_Task description:_ Locate the string "following" throughout the material and copy every line in which it occurs.

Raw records

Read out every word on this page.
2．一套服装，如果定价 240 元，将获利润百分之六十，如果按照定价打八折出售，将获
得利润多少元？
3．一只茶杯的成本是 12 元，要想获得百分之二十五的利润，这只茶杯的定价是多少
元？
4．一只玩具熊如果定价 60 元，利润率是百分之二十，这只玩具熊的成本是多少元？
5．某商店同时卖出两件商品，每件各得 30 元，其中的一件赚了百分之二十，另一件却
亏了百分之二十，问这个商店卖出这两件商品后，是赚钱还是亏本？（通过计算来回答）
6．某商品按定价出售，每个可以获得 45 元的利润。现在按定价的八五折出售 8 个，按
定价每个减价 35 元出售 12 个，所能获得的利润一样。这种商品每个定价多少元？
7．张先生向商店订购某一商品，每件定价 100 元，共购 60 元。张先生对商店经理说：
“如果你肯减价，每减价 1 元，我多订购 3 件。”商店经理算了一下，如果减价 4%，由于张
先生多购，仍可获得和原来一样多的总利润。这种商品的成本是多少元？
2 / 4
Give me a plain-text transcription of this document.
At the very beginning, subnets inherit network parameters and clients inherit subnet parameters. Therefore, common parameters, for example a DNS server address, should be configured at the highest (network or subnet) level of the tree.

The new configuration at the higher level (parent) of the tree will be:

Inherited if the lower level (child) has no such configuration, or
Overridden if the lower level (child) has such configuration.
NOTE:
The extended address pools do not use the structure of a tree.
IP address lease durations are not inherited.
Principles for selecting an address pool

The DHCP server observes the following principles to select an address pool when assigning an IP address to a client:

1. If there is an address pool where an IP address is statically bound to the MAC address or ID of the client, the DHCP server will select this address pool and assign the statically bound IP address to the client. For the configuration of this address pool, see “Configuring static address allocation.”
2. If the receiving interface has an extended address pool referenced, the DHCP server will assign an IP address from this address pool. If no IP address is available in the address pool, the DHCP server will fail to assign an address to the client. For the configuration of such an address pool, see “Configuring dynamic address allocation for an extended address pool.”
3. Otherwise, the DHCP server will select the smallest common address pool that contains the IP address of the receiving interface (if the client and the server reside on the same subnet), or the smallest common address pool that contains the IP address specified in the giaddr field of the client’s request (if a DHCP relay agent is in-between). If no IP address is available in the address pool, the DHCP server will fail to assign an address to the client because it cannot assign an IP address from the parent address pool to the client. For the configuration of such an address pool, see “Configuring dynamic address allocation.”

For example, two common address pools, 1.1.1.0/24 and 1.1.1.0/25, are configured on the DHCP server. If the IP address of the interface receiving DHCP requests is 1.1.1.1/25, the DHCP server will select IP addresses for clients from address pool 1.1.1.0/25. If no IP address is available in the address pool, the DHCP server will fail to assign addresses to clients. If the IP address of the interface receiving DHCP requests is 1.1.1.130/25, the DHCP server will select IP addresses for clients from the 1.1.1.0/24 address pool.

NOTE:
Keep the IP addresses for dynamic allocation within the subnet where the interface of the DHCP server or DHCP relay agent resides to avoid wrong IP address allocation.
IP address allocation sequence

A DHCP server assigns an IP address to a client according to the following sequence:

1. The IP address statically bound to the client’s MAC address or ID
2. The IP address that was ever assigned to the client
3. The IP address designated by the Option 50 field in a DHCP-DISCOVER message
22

_Solved problem:_
The DHCP server observes the following principles to select an address pool when assigning an IP address to a client:
A DHCP server assigns an IP address to a client according to the following sequence:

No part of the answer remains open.